The input:

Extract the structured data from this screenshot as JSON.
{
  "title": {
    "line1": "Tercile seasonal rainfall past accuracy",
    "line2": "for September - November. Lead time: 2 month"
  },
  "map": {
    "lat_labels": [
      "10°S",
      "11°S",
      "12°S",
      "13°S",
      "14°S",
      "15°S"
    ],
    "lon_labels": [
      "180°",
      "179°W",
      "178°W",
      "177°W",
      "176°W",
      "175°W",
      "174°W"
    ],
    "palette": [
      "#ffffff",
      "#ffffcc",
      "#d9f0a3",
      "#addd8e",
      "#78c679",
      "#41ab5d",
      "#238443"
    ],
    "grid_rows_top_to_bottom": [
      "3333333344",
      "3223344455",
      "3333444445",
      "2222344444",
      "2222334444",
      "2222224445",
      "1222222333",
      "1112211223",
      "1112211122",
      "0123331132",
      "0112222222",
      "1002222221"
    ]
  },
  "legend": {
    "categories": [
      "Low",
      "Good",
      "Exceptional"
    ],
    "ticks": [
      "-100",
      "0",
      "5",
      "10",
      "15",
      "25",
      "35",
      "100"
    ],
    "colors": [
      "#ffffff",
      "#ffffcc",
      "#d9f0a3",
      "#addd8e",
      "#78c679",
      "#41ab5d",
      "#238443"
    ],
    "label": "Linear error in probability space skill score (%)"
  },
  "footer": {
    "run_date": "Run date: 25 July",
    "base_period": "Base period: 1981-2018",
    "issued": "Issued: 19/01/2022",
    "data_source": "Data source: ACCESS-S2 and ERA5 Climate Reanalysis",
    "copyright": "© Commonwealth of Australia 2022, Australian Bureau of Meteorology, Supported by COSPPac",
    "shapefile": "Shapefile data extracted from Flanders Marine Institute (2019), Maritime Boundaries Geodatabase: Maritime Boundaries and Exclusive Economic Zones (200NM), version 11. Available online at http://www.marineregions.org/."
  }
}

To be done:
Output the complete data exactly as written.

Exercise output:
Extract the structured data from this screenshot as JSON.
{
  "title": {
    "line1": "Tercile seasonal rainfall past accuracy",
    "line2": "for September - November. Lead time: 2 month"
  },
  "map": {
    "lat_labels": [
      "10°S",
      "11°S",
      "12°S",
      "13°S",
      "14°S",
      "15°S"
    ],
    "lon_labels": [
      "180°",
      "179°W",
      "178°W",
      "177°W",
      "176°W",
      "175°W",
      "174°W"
    ],
    "palette": [
      "#ffffff",
      "#ffffcc",
      "#d9f0a3",
      "#addd8e",
      "#78c679",
      "#41ab5d",
      "#238443"
    ],
    "grid_rows_top_to_bottom": [
      "3333333344",
      "3223344455",
      "3333444445",
      "2222344444",
      "2222334444",
      "2222224445",
      "1222222333",
      "1112211223",
      "1112211122",
      "0123331132",
      "0112222222",
      "1002222221"
    ]
  },
  "legend": {
    "categories": [
      "Low",
      "Good",
      "Exceptional"
    ],
    "ticks": [
      "-100",
      "0",
      "5",
      "10",
      "15",
      "25",
      "35",
      "100"
    ],
    "colors": [
      "#ffffff",
      "#ffffcc",
      "#d9f0a3",
      "#addd8e",
      "#78c679",
      "#41ab5d",
      "#238443"
    ],
    "label": "Linear error in probability space skill score (%)"
  },
  "footer": {
    "run_date": "Run date: 25 July",
    "base_period": "Base period: 1981-2018",
    "issued": "Issued: 19/01/2022",
    "data_source": "Data source: ACCESS-S2 and ERA5 Climate Reanalysis",
    "copyright": "© Commonwealth of Australia 2022, Australian Bureau of Meteorology, Supported by COSPPac",
    "shapefile": "Shapefile data extracted from Flanders Marine Institute (2019), Maritime Boundaries Geodatabase: Maritime Boundaries and Exclusive Economic Zones (200NM), version 11. Available online at http://www.marineregions.org/."
  }
}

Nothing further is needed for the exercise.